**What you will do:** Count how many lines of the data include "actuariel". The answer is that number and nothing else.

**Dataset entries on figures:**
——————————
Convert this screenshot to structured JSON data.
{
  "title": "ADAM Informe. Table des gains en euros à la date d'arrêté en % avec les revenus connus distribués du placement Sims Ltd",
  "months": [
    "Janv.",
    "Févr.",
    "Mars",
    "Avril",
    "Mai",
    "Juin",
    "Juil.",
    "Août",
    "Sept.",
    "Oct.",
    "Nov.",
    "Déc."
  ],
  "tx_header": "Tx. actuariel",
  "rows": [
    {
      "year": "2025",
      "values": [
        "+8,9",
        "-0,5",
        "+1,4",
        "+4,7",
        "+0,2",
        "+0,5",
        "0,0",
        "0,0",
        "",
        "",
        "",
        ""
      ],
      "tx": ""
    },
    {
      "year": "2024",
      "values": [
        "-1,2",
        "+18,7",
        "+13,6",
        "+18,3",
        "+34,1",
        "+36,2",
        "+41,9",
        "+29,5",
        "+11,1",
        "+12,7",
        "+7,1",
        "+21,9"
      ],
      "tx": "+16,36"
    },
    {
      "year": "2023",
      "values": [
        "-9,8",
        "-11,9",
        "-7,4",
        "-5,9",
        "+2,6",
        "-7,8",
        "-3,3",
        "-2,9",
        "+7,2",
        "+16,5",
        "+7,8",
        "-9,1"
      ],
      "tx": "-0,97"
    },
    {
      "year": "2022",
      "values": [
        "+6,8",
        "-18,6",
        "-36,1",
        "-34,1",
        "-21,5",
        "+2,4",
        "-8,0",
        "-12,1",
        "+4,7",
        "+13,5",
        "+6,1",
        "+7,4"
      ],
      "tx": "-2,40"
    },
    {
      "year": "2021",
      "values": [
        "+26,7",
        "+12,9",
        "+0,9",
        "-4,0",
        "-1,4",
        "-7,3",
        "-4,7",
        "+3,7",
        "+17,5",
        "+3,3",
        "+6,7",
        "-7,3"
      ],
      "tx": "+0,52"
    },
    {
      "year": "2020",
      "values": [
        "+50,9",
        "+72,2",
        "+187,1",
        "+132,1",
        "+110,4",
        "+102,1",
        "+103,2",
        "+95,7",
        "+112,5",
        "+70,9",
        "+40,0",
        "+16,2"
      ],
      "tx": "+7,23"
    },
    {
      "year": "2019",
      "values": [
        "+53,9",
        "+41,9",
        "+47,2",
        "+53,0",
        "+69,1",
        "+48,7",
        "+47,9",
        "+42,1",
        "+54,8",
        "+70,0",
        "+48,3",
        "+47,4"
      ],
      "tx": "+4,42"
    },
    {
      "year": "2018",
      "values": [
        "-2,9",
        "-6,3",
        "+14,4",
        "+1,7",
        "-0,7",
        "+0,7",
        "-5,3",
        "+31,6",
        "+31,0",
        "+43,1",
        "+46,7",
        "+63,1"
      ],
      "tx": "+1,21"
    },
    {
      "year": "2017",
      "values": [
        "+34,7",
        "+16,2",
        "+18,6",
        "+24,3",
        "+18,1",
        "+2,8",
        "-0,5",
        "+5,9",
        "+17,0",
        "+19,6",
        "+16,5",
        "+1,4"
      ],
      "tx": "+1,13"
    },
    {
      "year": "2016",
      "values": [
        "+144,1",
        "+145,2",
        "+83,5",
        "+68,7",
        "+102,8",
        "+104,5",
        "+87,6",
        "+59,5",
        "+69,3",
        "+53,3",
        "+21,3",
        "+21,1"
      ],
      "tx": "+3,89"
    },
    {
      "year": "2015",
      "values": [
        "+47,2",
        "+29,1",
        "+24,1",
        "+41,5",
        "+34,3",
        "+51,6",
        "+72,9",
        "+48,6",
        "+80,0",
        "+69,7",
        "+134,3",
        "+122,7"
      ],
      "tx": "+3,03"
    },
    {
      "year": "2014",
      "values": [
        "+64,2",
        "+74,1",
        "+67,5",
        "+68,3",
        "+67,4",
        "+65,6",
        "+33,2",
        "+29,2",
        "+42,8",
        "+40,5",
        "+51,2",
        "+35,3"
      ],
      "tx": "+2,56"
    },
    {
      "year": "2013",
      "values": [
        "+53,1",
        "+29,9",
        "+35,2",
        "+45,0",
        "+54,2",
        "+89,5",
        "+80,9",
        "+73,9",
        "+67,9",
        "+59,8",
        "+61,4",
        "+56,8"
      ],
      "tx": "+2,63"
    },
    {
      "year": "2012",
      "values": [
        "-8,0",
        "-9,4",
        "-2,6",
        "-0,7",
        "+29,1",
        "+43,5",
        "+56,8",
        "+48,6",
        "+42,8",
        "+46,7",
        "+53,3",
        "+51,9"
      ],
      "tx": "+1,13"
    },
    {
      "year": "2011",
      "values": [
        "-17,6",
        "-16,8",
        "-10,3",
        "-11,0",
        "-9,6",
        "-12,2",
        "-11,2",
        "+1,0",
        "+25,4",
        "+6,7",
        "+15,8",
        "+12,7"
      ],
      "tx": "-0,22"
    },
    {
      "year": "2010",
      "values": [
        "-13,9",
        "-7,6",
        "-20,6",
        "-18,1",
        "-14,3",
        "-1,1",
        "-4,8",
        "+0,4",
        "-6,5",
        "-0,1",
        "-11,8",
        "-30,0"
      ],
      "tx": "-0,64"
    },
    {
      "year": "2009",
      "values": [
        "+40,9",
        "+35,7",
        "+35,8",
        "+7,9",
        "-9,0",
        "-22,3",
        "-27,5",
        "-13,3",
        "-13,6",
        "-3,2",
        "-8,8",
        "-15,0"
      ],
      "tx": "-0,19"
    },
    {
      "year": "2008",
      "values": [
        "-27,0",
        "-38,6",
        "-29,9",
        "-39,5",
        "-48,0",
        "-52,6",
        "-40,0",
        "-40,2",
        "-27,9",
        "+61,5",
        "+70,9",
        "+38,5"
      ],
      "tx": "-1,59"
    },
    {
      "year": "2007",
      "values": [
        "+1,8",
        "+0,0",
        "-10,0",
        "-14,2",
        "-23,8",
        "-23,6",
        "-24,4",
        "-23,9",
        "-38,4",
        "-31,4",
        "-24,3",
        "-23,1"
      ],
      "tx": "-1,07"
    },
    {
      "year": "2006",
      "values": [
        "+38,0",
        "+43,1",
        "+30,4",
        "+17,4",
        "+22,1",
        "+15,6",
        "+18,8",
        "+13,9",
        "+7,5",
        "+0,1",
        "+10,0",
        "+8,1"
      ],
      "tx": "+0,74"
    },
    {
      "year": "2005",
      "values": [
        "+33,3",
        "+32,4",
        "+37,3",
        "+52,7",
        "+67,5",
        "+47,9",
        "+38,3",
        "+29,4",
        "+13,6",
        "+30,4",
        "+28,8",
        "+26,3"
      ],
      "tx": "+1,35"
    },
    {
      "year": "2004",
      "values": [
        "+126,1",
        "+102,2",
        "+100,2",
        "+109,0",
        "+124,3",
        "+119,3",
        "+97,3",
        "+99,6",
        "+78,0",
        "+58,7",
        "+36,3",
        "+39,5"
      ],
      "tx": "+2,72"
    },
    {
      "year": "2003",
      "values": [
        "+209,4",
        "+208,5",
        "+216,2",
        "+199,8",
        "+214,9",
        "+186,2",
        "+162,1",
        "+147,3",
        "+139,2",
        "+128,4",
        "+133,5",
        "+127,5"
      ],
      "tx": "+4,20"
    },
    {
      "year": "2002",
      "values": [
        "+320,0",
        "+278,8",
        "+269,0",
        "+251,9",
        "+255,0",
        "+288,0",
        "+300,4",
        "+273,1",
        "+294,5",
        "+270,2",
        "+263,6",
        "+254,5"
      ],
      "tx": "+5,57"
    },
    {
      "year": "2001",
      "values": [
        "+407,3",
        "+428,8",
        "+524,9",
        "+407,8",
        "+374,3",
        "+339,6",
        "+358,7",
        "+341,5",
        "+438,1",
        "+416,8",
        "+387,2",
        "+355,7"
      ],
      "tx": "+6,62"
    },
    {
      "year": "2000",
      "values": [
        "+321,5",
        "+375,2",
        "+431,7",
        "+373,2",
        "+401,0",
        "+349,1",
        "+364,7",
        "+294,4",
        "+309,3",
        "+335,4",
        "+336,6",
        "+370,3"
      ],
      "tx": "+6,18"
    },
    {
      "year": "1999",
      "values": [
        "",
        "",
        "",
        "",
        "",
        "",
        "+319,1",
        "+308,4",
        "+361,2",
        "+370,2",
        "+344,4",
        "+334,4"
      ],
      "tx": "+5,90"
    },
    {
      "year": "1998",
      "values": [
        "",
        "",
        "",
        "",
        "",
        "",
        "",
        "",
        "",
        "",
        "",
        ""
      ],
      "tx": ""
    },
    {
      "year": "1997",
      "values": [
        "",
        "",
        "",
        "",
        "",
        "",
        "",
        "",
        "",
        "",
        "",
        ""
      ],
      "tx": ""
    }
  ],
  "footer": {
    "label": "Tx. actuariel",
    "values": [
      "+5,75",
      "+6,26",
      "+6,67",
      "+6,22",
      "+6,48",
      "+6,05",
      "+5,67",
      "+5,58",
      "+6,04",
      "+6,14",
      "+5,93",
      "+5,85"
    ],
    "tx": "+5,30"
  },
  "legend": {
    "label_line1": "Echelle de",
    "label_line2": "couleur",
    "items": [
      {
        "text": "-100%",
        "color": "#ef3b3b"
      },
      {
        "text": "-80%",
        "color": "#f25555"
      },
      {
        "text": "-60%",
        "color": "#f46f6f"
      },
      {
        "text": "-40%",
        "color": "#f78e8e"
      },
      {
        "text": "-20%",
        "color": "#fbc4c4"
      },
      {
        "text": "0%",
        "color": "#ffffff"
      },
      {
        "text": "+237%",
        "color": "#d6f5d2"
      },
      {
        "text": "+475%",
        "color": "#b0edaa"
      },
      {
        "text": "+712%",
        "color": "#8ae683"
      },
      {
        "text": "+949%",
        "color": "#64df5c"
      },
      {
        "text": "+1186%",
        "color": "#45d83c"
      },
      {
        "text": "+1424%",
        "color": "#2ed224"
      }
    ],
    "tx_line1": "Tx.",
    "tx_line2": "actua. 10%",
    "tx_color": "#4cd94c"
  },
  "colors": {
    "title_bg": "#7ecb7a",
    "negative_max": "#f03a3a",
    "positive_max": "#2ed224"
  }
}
——————————
**Worked solution:** 2